__LIST OF TASKS__.
1 > Reproduce the passage on Mortal Kombat characters between "Mokap is another" and "them in 4K HDR.", inclusive.
2 > Continue the passage on Mortal Kombat characters from the point where it ends.

__TEXT SECTION__.
But not in quite the same way as Mokap, the fan-favorite secret fighter from Deadly Alliance that’s made a startling number of appearances in the series, considering how it’s a franchise about boiling hot death, and he’s a liberal arts movement major in a unitard.
Mokap is another character that we haven’t been able to play as since Mortal Kombat: Armageddon went all everything-and-the-sink on its roster. The real missed opportunity: He’s never been given a unique finisher. Imagine what NetherRealm could do with that these days. We could be watching him yanking off Andy Serkis’s arms and beating Johnny Cage to death with them in 4K HDR.
Drahmin
You like Oni? Of course you do, who doesn’t? The demons of the Netherrealm are big old nasties. They squish stuff. What’s not to like?
Unfortunately for Drahmin fans, the answer, at least to Mortal Kombat head Ed Boon, is “a lot.” He’s called the literally iron-fisted monstrosity one of his least favorite characters in the series. Also, the fans kind of hated him thanks to his doofy moveset.
Still, a character being a challenge to play doesn’t make them bad, it makes them Poison Ivy in Injustice 2. Time to give Drahmin a fair shake.

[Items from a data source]
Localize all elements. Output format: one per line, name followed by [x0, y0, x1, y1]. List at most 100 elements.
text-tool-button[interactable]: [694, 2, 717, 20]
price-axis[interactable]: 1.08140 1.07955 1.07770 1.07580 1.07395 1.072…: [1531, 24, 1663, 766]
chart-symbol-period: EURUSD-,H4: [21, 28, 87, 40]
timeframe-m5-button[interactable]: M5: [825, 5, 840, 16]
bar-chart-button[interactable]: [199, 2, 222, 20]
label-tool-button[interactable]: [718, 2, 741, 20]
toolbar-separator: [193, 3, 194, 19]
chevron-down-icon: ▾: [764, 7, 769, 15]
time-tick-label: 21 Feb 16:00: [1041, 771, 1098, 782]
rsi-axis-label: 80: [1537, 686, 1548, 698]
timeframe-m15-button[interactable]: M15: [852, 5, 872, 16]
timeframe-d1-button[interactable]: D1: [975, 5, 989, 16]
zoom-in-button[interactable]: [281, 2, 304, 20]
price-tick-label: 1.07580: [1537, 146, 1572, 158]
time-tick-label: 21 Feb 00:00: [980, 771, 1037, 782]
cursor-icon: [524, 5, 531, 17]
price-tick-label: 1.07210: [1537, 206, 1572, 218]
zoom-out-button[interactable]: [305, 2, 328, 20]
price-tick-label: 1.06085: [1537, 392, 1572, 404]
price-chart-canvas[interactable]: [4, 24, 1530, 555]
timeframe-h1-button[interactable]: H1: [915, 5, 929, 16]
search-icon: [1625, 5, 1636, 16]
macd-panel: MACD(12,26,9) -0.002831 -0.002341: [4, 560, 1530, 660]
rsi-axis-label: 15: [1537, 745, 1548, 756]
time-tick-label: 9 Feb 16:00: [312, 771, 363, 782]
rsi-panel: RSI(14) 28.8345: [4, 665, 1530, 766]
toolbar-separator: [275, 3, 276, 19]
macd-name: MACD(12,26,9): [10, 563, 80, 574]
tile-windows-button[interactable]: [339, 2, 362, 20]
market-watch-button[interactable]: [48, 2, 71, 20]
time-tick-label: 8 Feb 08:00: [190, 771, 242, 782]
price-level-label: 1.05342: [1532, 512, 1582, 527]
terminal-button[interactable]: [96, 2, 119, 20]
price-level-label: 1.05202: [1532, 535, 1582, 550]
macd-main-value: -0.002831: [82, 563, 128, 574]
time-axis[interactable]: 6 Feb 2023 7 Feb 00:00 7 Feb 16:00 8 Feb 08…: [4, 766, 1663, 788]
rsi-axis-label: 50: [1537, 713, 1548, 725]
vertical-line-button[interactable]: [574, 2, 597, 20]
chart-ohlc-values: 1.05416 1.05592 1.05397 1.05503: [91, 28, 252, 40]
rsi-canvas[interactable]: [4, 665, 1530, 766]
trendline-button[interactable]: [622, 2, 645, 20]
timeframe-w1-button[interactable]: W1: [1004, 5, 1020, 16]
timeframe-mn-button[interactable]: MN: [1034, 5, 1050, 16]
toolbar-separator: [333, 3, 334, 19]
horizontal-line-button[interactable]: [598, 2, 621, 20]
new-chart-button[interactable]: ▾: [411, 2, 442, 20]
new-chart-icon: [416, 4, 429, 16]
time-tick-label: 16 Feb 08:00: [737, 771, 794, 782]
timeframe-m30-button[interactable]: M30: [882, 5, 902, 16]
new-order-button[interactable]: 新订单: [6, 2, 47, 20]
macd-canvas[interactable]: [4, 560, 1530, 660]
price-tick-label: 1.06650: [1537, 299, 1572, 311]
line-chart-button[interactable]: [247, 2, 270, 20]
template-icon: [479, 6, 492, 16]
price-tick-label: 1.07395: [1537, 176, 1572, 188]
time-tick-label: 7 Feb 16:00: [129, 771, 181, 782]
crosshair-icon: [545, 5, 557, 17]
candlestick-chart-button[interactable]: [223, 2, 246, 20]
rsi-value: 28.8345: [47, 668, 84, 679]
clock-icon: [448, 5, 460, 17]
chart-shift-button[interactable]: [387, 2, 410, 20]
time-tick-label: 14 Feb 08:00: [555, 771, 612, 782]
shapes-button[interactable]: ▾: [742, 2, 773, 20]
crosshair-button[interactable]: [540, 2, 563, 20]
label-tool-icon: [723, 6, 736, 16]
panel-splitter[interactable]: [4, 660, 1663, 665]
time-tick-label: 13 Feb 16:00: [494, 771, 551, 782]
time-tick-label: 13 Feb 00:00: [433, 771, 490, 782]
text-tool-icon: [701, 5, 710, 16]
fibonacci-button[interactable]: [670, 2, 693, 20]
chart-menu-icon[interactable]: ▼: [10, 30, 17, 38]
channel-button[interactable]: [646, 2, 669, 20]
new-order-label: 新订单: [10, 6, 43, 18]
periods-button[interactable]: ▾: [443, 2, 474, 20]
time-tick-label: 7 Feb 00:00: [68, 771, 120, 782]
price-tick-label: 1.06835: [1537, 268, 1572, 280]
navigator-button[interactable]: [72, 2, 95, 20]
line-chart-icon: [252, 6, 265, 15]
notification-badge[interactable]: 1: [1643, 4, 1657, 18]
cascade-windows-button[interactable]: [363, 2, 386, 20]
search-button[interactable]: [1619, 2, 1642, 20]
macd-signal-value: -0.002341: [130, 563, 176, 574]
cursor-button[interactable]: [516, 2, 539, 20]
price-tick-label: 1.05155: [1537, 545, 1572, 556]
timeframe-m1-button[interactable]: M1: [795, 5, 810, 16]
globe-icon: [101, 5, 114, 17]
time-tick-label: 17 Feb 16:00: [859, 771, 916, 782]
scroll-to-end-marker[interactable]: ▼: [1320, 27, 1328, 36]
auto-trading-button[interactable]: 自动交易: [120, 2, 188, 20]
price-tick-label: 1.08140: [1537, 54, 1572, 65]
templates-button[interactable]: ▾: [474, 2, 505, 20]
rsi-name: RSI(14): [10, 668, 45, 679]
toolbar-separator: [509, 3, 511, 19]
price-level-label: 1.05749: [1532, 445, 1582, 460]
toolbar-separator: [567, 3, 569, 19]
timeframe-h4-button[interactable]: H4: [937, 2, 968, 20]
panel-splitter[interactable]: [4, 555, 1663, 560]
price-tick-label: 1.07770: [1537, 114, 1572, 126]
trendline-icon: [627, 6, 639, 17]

__OUTPUTS BY TASK__.
1 >
Mokap is another character that we haven’t been able to play as since Mortal Kombat: Armageddon went all everything-and-the-sink on its roster. The real missed opportunity: He’s never been given a unique finisher. Imagine what NetherRealm could do with that these days. We could be watching him yanking off Andy Serkis’s arms and beating Johnny Cage to death with them in 4K HDR.

2 >
Motaro
Another in a series of characters that we haven’t had a chance to play as since Mortal Kombat: Armageddon. Motaro’s only real crime was being a pretty bad character, and coming off as a real dork in Mortal Kombat: Annihilation (the above still is from a movie that came out the same year as Titanic), and also probably being crazy complicated to motion capture. It’s a lesson that all video game designers learn at some point: four legs is just too many legs to fit into a mocap onesie.
Video games get more and more complex all the time. It’s probably never been easier to incorporate a roided-out centaur into your fighting game. Besides, Motaro back in the Mortal Kombat games feels like the least the developers could do, seeing as how they keep refusing to include a Street Fighter-style minigame where players get to beat up a horse.
Moloch
Another day, another Oni that we can’t use to beat in some bozo’s occipital lobe. Thanks a lot, Ed Boon.
Out of all the characters introduced in the Mortal Kombat franchise over the years, Moloch has a few important distinguishing features. First, and most importantly, he’s the only guy that looks like he started out as a piece of MonStar concept art in a darker first draft of Space Jam. Why sit on that, NetherRealm? Do you guys not realize that you’re part of the Warner Bros. family? Time to start acting like team players.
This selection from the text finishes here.